阅读文章:
『ignite』模型的训练过程

trainer的父类

from typing import Mapping, Dict, Optional

import torch
from ignite.contrib.handlers import ProgressBar
from ignite.engine import Engine, Events
from ignite.handlers import TerminateOnNan, EarlyStopping
from ignite.metrics import Loss, RunningAverage

from src.exception import ModelNotFoundException
from src.experiment import Number


class Trainer(object):

    def __init__(self, *, model: torch.nn.Module = None, file: str = None, save: str = None, device: str = None):
        if model is not None:
            self.model = model
        elif file is not None:
            self.model = torch.load(file, map_location=device)
        else:
            raise ModelNotFoundException("模型未定义,请传入 torch.nn.Module 对象或可加载的模型的文件路径.")

        if device is not None:
            self.device = device
        else:
            self.device = "cuda" if torch.cuda.is_available() else "cpu"

        if save is not None:
            self.save: str = save
        else:
            raise ValueError("模型存储路径未定义!")

书面题目 A: 把记录里从第一行到含有“- bloodpoints-icon: [1035, 24, 1044, 33]”的那一行（两头都算）输出成 Markdown 表格，两列分别叫“序号”和“内容”，空行不要。
这篇文章和下面的记录之间没有关系。

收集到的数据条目

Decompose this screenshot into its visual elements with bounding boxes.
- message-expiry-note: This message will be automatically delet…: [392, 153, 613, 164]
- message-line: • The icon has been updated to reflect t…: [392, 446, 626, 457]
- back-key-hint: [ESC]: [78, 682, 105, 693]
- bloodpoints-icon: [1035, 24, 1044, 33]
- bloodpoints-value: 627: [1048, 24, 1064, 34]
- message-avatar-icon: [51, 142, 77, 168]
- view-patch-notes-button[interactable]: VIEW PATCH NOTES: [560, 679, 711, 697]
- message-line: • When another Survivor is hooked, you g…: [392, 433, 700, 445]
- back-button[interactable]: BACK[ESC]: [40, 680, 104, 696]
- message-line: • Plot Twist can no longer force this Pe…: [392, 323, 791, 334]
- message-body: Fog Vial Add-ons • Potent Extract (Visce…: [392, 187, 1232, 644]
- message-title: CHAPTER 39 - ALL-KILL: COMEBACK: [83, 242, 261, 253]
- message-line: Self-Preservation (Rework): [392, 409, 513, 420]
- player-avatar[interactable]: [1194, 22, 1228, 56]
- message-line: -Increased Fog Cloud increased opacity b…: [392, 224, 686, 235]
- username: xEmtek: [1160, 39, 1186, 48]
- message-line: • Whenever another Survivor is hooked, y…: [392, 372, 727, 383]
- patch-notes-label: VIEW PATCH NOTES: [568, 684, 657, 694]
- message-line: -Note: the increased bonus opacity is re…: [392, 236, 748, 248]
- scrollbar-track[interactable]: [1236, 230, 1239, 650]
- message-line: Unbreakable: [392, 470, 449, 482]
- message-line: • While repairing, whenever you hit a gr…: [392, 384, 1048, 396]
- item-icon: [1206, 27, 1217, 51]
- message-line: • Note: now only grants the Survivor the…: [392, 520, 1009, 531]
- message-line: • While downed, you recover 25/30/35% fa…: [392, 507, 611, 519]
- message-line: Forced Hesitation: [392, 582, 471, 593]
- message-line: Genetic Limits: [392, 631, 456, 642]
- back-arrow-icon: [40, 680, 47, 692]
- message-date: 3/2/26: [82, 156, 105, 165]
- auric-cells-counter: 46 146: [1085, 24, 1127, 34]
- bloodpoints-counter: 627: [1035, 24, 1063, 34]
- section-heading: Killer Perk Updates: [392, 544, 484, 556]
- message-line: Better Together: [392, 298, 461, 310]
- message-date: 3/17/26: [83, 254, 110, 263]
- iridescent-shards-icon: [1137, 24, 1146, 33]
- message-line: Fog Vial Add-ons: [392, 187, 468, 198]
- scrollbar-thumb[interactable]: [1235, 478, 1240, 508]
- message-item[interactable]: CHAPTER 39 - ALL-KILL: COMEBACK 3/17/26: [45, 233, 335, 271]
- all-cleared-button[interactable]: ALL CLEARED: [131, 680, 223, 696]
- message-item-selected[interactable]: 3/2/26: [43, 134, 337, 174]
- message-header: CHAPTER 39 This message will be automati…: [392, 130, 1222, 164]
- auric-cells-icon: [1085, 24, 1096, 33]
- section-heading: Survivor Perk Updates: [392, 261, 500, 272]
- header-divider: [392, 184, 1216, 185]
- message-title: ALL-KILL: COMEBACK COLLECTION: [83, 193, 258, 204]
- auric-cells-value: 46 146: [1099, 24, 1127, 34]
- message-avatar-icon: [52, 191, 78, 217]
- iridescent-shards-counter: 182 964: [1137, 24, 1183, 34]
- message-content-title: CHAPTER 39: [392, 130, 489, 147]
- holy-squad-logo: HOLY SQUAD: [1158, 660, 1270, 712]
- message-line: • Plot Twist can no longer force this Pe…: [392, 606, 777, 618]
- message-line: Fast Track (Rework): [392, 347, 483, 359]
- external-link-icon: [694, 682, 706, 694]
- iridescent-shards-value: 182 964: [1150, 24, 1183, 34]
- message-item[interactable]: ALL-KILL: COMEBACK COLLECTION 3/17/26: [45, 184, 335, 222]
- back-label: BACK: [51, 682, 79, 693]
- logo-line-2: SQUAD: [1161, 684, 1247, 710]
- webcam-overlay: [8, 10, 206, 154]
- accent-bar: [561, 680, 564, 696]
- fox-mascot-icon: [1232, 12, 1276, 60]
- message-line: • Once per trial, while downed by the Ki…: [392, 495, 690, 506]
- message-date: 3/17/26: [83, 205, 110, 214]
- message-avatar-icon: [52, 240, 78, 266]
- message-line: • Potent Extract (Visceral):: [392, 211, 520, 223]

书面题目 B: 把讲 ignite 模型训练过程的那篇文章中从“def __init__(self, *, model: torch.nn.Module”到“self.model = torch.load(file, map_location=device)”这一段一字不改地抄下来。

输出结果 A:
| 序号 | 内容 |
|---|---|
| 1 | Decompose this screenshot into its visual elements with bounding boxes. |
| 2 | - message-expiry-note: This message will be automatically delet…: [392, 153, 613, 164] |
| 3 | - message-line: • The icon has been updated to reflect t…: [392, 446, 626, 457] |
| 4 | - back-key-hint: [ESC]: [78, 682, 105, 693] |
| 5 | - bloodpoints-icon: [1035, 24, 1044, 33] |

输出结果 B:
def __init__(self, *, model: torch.nn.Module = None, file: str = None, save: str = None, device: str = None):
        if model is not None:
            self.model = model
        elif file is not None:
            self.model = torch.load(file, map_location=device)